Stated task -
Copy out, from the entries below, each line holding the string "BÜYÜK".

Supplied material -
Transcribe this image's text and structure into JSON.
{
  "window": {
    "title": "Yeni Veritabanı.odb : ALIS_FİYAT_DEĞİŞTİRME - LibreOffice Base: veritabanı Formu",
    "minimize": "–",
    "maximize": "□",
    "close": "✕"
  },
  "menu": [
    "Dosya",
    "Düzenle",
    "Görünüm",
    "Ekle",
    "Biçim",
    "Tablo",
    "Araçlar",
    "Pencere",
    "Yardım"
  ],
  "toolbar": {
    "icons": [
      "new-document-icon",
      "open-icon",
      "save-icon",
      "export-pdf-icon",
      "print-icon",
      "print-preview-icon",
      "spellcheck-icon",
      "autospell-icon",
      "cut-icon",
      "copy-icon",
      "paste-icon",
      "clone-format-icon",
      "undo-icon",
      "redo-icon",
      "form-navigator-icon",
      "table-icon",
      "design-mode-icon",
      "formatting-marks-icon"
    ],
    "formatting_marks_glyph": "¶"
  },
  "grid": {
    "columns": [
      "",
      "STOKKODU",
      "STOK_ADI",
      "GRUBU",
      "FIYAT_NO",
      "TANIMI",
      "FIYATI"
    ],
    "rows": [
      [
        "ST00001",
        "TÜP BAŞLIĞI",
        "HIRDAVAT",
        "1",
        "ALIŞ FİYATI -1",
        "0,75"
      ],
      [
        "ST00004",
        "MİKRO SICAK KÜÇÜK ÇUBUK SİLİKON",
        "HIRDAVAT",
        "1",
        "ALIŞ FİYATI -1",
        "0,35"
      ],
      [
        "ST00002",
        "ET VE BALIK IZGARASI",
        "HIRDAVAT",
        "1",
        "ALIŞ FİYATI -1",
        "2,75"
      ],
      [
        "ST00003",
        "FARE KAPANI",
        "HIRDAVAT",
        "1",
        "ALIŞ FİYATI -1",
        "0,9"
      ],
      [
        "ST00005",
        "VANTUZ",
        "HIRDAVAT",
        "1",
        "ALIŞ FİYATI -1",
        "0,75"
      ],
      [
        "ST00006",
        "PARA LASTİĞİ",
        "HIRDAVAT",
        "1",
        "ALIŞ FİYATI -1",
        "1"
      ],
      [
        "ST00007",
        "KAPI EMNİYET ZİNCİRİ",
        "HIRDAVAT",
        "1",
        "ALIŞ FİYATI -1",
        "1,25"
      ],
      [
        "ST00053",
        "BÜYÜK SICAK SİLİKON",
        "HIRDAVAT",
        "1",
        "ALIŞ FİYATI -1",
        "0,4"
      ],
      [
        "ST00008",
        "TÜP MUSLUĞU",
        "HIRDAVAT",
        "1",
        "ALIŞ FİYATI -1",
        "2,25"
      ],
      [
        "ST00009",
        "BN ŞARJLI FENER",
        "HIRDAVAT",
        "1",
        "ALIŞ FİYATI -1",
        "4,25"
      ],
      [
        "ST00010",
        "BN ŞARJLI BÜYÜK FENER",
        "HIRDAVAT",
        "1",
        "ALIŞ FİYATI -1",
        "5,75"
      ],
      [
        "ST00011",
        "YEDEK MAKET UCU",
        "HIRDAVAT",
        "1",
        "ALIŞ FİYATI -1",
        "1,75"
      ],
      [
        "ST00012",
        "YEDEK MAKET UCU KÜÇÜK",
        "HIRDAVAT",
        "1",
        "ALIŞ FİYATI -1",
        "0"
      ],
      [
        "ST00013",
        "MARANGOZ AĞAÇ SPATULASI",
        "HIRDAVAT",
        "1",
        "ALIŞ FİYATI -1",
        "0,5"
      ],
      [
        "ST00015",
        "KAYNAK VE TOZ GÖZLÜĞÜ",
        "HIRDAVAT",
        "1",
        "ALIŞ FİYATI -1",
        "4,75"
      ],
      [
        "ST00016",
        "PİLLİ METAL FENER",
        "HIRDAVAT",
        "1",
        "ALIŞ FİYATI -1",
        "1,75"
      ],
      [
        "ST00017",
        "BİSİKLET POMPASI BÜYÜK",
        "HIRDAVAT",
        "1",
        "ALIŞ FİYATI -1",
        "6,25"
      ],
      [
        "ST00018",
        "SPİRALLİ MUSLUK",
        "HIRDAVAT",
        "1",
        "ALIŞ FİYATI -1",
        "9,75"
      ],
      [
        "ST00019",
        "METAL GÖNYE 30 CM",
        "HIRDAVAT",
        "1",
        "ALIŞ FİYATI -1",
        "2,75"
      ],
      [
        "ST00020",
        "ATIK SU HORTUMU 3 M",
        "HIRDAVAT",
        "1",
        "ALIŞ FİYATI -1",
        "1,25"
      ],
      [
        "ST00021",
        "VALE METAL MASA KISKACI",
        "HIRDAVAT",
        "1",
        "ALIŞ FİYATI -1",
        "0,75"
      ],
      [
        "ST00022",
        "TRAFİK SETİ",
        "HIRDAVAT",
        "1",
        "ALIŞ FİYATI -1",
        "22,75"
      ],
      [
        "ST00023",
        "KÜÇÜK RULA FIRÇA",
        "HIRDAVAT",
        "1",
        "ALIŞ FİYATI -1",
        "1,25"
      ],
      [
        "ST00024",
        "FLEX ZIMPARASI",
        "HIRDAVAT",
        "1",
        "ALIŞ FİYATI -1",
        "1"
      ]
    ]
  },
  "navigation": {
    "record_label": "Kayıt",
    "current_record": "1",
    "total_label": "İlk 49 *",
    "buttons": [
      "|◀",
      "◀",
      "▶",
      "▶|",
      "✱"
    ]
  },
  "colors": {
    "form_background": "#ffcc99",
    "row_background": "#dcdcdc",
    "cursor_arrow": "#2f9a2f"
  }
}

Answer to this task -
        "BÜYÜK SICAK SİLİKON",
        "BN ŞARJLI BÜYÜK FENER",
        "BİSİKLET POMPASI BÜYÜK",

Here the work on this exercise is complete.